* Begin *

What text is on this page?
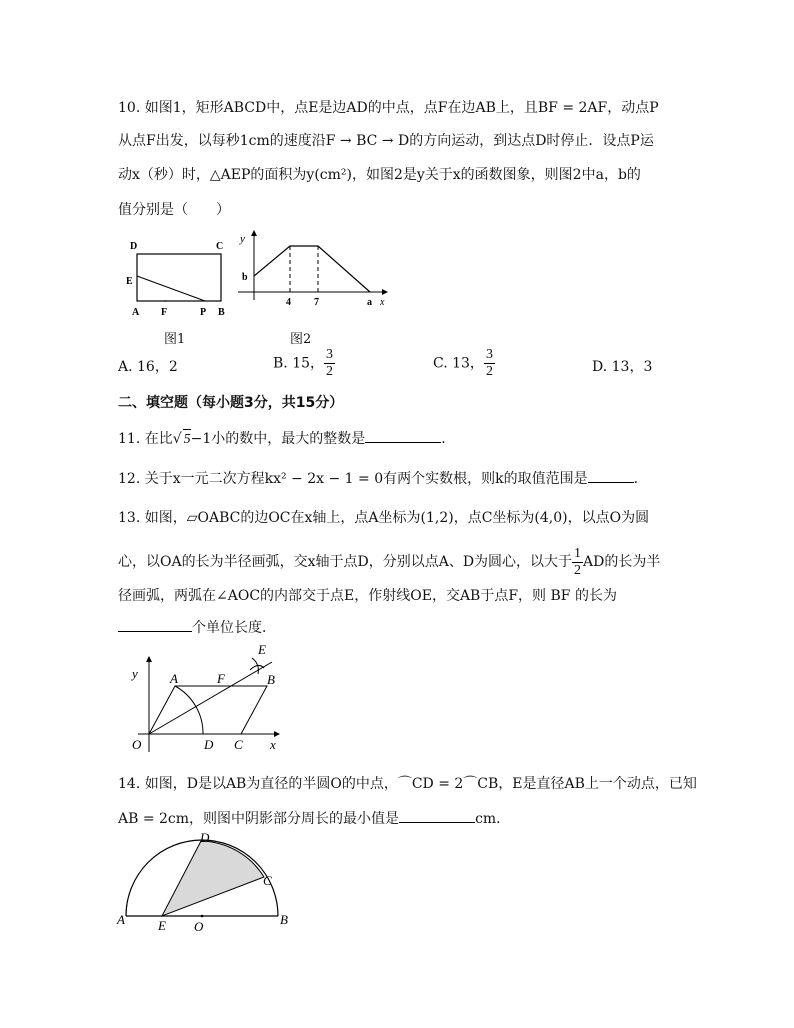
10. 如图1，矩形ABCD中，点E是边AD的中点，点F在边AB上，且BF = 2AF，动点P
从点F出发，以每秒1cm的速度沿F → BC → D的方向运动，到达点D时停止．设点P运
动x（秒）时，△AEP的面积为y(cm²)，如图2是y关于x的函数图象，则图2中a，b的
值分别是（　　）
D	C
E
A F	P B
图1
y
b
4 7	a x
图2
A. 16，2	B. 15， $\frac{3}{2}$	C. 13， $\frac{3}{2}$	D. 13，3
二、填空题（每小题3分，共15分）
11. 在比√ 5−1小的数中，最大的整数是	．
12. 关于x一元二次方程kx² − 2x − 1 = 0有两个实数根，则k的取值范围是	．
13. 如图，▱OABC的边OC在x轴上，点A坐标为(1,2)，点C坐标为(4,0)，以点O为圆
心，以OA的长为半径画弧，交x轴于点D，分别以点A、D为圆心，以大于 $\frac{1}{2}$ AD的长为半
径画弧，两弧在∠AOC的内部交于点E，作射线OE，交AB于点F，则 BF 的长为
个单位长度．
y A	F	B
E
O	D C x
14. 如图，D是以AB为直径的半圆O的中点，⌒CD = 2⌒CB，E是直径AB上一个动点，已知
AB = 2cm，则图中阴影部分周长的最小值是	cm．
A	B
C
D
E O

* End *

**What you will do:** Go through the listing above and quote it exactly, apart from its images.

**Expected answer:**
What text is on this page?
10. 如图1，矩形ABCD中，点E是边AD的中点，点F在边AB上，且BF = 2AF，动点P
从点F出发，以每秒1cm的速度沿F → BC → D的方向运动，到达点D时停止．设点P运
动x（秒）时，△AEP的面积为y(cm²)，如图2是y关于x的函数图象，则图2中a，b的
值分别是（　　）
D	C
E
A F	P B
图1
y
b
4 7	a x
图2
A. 16，2	B. 15， $\frac{3}{2}$	C. 13， $\frac{3}{2}$	D. 13，3
二、填空题（每小题3分，共15分）
11. 在比√ 5−1小的数中，最大的整数是	．
12. 关于x一元二次方程kx² − 2x − 1 = 0有两个实数根，则k的取值范围是	．
13. 如图，▱OABC的边OC在x轴上，点A坐标为(1,2)，点C坐标为(4,0)，以点O为圆
心，以OA的长为半径画弧，交x轴于点D，分别以点A、D为圆心，以大于 $\frac{1}{2}$ AD的长为半
径画弧，两弧在∠AOC的内部交于点E，作射线OE，交AB于点F，则 BF 的长为
个单位长度．
y A	F	B
E
O	D C x
14. 如图，D是以AB为直径的半圆O的中点，⌒CD = 2⌒CB，E是直径AB上一个动点，已知
AB = 2cm，则图中阴影部分周长的最小值是	cm．
A	B
C
D
E O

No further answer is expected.